[WORK REQUIRED] Read the listing and extract each line that includes the word "heading".

───── GIVEN ENTRIES

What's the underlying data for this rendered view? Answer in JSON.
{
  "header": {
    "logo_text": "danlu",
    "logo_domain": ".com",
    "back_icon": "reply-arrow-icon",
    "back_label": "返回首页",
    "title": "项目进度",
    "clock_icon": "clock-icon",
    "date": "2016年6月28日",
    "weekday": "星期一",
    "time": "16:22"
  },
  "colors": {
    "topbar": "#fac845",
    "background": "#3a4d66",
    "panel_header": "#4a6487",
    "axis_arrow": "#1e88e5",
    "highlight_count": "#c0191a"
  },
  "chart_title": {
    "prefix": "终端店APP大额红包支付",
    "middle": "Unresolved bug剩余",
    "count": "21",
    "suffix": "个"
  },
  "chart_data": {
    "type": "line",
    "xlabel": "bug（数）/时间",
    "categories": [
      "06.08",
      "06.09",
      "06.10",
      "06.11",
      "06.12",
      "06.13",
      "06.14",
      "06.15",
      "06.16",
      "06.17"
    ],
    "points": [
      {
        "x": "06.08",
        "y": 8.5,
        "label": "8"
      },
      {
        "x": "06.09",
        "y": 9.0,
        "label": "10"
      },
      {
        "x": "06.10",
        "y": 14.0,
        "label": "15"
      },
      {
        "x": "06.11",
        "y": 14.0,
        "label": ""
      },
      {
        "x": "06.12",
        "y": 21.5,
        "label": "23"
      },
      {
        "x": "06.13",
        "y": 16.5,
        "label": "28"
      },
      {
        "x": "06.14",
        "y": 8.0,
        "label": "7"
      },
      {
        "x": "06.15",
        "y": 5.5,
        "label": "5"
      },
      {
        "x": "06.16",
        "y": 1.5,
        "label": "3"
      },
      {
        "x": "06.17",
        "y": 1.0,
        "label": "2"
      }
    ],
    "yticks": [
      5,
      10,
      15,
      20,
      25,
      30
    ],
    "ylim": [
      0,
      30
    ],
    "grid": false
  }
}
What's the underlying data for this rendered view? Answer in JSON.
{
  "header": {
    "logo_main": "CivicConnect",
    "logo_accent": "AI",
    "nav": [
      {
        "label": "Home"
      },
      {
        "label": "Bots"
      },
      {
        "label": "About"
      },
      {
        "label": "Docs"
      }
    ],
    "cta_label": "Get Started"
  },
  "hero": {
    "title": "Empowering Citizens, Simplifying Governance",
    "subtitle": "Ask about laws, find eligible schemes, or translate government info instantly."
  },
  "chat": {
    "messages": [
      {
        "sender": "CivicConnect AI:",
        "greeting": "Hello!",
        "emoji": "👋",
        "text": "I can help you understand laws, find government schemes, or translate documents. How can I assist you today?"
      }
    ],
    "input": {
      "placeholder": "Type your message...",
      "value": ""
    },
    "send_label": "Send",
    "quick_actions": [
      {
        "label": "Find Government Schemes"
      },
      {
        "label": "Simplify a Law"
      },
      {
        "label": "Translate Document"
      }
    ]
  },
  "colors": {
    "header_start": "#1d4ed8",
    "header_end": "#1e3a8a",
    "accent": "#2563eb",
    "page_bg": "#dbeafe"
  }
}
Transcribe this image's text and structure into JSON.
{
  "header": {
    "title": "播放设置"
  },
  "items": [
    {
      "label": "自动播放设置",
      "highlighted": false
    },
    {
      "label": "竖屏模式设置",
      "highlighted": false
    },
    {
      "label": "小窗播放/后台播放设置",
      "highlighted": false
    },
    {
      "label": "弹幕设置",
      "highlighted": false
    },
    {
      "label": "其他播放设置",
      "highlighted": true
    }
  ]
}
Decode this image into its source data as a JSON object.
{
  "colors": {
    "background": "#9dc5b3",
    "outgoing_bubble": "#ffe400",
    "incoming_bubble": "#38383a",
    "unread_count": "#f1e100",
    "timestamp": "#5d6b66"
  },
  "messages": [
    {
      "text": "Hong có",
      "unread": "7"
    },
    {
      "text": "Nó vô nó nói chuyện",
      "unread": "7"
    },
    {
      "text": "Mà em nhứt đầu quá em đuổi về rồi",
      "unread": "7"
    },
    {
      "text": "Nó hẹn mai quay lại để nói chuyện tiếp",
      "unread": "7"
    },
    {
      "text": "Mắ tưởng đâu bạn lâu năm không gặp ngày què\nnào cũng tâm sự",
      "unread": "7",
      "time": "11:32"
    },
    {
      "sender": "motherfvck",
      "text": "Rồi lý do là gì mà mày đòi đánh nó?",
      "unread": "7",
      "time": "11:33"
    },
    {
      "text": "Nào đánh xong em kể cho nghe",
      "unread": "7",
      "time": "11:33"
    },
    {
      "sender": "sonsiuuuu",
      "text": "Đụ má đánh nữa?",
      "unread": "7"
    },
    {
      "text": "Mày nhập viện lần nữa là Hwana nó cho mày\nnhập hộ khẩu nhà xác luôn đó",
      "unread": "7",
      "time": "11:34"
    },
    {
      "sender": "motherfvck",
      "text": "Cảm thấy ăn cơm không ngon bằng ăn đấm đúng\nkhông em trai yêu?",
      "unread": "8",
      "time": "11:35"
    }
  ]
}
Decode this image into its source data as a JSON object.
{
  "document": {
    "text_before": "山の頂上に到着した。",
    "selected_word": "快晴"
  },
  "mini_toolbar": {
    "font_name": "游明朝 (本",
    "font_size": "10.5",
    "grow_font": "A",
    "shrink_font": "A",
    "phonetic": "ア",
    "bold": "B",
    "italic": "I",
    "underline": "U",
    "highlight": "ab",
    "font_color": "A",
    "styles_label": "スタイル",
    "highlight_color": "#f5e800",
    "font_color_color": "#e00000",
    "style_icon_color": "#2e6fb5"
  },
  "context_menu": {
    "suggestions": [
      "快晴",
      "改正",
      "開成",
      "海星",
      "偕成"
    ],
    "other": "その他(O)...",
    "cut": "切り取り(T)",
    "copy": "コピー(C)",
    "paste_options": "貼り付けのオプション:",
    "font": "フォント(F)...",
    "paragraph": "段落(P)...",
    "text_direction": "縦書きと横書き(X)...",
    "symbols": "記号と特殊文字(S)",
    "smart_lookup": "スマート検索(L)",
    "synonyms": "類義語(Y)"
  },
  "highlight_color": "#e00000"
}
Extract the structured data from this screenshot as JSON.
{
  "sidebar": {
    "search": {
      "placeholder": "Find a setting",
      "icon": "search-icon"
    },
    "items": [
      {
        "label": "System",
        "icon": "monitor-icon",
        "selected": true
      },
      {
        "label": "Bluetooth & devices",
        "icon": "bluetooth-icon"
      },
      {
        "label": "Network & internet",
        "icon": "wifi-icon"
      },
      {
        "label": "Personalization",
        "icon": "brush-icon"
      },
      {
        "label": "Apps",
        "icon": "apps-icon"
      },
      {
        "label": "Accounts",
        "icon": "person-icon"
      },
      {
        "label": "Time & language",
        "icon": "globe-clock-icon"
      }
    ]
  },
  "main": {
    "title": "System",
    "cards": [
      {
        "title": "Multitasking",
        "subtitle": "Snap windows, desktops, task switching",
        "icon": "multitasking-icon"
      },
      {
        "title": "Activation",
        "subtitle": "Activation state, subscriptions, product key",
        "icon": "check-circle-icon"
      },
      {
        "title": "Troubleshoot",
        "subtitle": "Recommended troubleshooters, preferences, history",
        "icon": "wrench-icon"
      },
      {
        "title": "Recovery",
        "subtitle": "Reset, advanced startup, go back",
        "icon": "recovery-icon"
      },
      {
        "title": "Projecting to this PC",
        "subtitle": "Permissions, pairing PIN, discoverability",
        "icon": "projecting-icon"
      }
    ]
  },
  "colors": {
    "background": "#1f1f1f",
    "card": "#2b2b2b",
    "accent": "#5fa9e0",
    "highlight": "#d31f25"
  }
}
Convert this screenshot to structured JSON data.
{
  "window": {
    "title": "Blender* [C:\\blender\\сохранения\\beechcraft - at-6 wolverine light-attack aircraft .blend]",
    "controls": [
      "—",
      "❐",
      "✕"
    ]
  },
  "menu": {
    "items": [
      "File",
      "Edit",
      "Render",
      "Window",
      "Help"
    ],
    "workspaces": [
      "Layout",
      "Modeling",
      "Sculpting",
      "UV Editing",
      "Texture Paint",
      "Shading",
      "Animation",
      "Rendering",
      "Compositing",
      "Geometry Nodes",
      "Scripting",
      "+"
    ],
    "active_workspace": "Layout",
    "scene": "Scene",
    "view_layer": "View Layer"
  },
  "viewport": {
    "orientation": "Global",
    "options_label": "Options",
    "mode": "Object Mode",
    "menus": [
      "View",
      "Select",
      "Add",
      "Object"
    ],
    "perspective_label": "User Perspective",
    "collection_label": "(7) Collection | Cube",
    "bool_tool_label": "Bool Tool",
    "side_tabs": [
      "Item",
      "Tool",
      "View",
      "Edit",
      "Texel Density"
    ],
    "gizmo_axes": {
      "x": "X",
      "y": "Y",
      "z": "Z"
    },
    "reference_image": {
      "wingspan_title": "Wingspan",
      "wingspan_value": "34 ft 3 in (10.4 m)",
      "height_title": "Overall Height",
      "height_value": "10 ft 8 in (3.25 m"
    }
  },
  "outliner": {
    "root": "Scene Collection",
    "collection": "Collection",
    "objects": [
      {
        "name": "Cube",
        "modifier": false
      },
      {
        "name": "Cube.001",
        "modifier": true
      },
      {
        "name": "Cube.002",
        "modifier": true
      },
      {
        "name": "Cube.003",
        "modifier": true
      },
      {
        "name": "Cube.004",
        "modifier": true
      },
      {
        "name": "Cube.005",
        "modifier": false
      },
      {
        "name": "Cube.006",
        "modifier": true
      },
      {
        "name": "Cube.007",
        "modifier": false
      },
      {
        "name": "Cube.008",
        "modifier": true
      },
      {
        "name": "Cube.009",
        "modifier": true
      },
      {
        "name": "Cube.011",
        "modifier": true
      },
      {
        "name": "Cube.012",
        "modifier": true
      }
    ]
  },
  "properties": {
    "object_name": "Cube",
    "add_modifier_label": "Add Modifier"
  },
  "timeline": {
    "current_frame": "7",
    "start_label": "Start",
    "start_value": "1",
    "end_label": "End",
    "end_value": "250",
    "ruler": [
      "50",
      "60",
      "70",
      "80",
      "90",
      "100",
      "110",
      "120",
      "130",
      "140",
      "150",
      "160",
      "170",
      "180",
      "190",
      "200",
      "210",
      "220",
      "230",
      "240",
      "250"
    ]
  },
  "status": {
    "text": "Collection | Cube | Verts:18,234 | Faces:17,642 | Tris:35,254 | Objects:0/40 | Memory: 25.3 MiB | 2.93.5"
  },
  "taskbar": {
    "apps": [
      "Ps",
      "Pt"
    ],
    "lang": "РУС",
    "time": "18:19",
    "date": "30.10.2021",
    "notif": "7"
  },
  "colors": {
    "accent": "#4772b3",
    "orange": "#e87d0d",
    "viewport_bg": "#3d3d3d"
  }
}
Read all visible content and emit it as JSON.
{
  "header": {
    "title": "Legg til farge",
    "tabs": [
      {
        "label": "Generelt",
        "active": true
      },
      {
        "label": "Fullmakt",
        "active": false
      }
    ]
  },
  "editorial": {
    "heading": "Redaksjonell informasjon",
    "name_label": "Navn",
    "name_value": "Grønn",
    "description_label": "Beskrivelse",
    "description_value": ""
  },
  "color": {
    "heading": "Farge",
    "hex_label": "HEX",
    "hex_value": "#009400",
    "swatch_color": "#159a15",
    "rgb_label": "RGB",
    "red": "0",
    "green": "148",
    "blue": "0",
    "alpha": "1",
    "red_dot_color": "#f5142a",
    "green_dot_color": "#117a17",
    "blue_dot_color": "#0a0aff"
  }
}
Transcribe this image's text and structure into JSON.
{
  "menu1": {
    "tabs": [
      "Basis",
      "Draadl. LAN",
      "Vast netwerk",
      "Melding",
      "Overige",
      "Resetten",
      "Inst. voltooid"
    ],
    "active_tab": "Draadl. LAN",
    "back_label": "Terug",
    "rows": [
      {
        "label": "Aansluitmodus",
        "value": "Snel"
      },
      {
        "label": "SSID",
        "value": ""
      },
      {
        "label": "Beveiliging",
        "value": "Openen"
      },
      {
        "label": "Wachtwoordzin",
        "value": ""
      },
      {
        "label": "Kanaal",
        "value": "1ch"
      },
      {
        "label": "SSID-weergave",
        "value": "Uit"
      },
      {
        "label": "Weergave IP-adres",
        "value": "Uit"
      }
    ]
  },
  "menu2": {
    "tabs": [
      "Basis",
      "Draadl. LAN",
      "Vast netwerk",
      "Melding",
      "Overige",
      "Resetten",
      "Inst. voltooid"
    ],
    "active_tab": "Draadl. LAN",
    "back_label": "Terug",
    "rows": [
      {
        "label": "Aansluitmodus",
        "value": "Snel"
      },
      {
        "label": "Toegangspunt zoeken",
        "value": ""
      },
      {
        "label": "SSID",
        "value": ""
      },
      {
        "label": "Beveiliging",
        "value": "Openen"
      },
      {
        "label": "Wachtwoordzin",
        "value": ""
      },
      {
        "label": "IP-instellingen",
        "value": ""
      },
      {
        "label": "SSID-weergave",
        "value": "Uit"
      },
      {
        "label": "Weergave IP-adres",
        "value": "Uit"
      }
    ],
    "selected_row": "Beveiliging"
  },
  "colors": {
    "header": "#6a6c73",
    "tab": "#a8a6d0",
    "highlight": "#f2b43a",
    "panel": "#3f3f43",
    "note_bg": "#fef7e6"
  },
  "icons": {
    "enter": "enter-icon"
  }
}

──────────

[CORRECT RESULT]
    "heading": "Redaksjonell informasjon",
    "heading": "Farge",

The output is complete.